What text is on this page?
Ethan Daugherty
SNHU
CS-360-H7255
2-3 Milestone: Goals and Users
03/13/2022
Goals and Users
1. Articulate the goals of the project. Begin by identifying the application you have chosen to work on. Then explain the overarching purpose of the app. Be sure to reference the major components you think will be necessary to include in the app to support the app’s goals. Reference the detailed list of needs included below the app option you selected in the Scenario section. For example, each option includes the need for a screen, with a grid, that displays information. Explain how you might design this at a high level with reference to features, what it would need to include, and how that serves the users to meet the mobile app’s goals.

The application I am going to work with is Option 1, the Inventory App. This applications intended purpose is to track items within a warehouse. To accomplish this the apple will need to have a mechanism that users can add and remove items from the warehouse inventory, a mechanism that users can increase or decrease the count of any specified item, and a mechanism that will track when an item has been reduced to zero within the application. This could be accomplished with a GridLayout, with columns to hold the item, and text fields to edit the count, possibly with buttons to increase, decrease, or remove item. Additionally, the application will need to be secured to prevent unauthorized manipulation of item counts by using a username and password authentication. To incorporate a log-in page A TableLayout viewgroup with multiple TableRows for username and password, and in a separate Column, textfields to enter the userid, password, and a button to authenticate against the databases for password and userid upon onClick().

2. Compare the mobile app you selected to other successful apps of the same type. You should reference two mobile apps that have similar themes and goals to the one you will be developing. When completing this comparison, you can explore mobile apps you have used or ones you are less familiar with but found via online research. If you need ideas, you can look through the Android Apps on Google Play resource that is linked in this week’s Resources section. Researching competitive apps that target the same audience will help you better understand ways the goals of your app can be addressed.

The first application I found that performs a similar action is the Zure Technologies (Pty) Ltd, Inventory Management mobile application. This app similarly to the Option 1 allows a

#####

Gather all lines with the string "reference" from the data.

◆ **Answer for the task**
1. Articulate the goals of the project. Begin by identifying the application you have chosen to work on. Then explain the overarching purpose of the app. Be sure to reference the major components you think will be necessary to include in the app to support the app’s goals. Reference the detailed list of needs included below the app option you selected in the Scenario section. For example, each option includes the need for a screen, with a grid, that displays information. Explain how you might design this at a high level with reference to features, what it would need to include, and how that serves the users to meet the mobile app’s goals.
2. Compare the mobile app you selected to other successful apps of the same type. You should reference two mobile apps that have similar themes and goals to the one you will be developing. When completing this comparison, you can explore mobile apps you have used or ones you are less familiar with but found via online research. If you need ideas, you can look through the Android Apps on Google Play resource that is linked in this week’s Resources section. Researching competitive apps that target the same audience will help you better understand ways the goals of your app can be addressed.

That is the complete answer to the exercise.